== THE TASK ==
Write out all of the data without omission, exactly as shown.
## BEGIN DATA ENTRIES
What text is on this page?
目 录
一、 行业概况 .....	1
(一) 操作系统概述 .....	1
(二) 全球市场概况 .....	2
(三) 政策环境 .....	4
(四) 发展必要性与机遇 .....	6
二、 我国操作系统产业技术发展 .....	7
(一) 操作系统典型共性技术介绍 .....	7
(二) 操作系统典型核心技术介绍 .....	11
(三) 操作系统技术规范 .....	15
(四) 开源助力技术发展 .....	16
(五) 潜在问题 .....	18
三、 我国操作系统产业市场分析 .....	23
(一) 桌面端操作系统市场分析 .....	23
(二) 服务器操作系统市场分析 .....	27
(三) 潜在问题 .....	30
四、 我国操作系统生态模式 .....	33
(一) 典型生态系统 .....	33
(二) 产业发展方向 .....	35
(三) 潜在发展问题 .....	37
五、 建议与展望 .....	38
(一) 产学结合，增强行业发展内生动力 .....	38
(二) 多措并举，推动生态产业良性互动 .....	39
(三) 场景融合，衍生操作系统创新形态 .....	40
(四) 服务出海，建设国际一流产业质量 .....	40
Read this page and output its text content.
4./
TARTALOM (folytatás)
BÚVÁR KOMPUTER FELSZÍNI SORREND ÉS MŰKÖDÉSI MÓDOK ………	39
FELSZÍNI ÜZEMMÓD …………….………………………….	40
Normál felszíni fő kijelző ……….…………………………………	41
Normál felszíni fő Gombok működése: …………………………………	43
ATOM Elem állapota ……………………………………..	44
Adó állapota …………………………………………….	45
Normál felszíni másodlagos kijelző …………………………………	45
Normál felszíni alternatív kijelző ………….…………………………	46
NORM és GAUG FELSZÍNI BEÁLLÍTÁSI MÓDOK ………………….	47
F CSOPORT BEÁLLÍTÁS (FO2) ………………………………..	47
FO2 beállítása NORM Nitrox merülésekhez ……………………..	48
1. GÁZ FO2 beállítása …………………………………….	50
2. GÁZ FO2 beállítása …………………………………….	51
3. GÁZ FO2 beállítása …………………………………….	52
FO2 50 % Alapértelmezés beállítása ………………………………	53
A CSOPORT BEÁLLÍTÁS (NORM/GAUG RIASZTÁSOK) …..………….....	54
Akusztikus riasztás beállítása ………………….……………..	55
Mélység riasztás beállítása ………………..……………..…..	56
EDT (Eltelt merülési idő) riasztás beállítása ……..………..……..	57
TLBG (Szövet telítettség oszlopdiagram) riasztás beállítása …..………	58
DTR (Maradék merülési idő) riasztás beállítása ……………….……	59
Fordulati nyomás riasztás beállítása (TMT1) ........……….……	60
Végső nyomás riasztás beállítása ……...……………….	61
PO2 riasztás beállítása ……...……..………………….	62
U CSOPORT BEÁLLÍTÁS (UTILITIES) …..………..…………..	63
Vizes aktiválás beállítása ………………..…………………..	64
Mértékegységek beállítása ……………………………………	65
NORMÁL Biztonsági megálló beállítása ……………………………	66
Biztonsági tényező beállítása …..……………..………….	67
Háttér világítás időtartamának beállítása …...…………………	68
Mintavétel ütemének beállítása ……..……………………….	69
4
## END DATA ENTRIES
== FINAL ANSWER ==
What text is on this page?
目 录
一、 行业概况 .....	1
(一) 操作系统概述 .....	1
(二) 全球市场概况 .....	2
(三) 政策环境 .....	4
(四) 发展必要性与机遇 .....	6
二、 我国操作系统产业技术发展 .....	7
(一) 操作系统典型共性技术介绍 .....	7
(二) 操作系统典型核心技术介绍 .....	11
(三) 操作系统技术规范 .....	15
(四) 开源助力技术发展 .....	16
(五) 潜在问题 .....	18
三、 我国操作系统产业市场分析 .....	23
(一) 桌面端操作系统市场分析 .....	23
(二) 服务器操作系统市场分析 .....	27
(三) 潜在问题 .....	30
四、 我国操作系统生态模式 .....	33
(一) 典型生态系统 .....	33
(二) 产业发展方向 .....	35
(三) 潜在发展问题 .....	37
五、 建议与展望 .....	38
(一) 产学结合，增强行业发展内生动力 .....	38
(二) 多措并举，推动生态产业良性互动 .....	39
(三) 场景融合，衍生操作系统创新形态 .....	40
(四) 服务出海，建设国际一流产业质量 .....	40
Read this page and output its text content.
4./
TARTALOM (folytatás)
BÚVÁR KOMPUTER FELSZÍNI SORREND ÉS MŰKÖDÉSI MÓDOK ………	39
FELSZÍNI ÜZEMMÓD …………….………………………….	40
Normál felszíni fő kijelző ……….…………………………………	41
Normál felszíni fő Gombok működése: …………………………………	43
ATOM Elem állapota ……………………………………..	44
Adó állapota …………………………………………….	45
Normál felszíni másodlagos kijelző …………………………………	45
Normál felszíni alternatív kijelző ………….…………………………	46
NORM és GAUG FELSZÍNI BEÁLLÍTÁSI MÓDOK ………………….	47
F CSOPORT BEÁLLÍTÁS (FO2) ………………………………..	47
FO2 beállítása NORM Nitrox merülésekhez ……………………..	48
1. GÁZ FO2 beállítása …………………………………….	50
2. GÁZ FO2 beállítása …………………………………….	51
3. GÁZ FO2 beállítása …………………………………….	52
FO2 50 % Alapértelmezés beállítása ………………………………	53
A CSOPORT BEÁLLÍTÁS (NORM/GAUG RIASZTÁSOK) …..………….....	54
Akusztikus riasztás beállítása ………………….……………..	55
Mélység riasztás beállítása ………………..……………..…..	56
EDT (Eltelt merülési idő) riasztás beállítása ……..………..……..	57
TLBG (Szövet telítettség oszlopdiagram) riasztás beállítása …..………	58
DTR (Maradék merülési idő) riasztás beállítása ……………….……	59
Fordulati nyomás riasztás beállítása (TMT1) ........……….……	60
Végső nyomás riasztás beállítása ……...……………….	61
PO2 riasztás beállítása ……...……..………………….	62
U CSOPORT BEÁLLÍTÁS (UTILITIES) …..………..…………..	63
Vizes aktiválás beállítása ………………..…………………..	64
Mértékegységek beállítása ……………………………………	65
NORMÁL Biztonsági megálló beállítása ……………………………	66
Biztonsági tényező beállítása …..……………..………….	67
Háttér világítás időtartamának beállítása …...…………………	68
Mintavétel ütemének beállítása ……..……………………….	69
4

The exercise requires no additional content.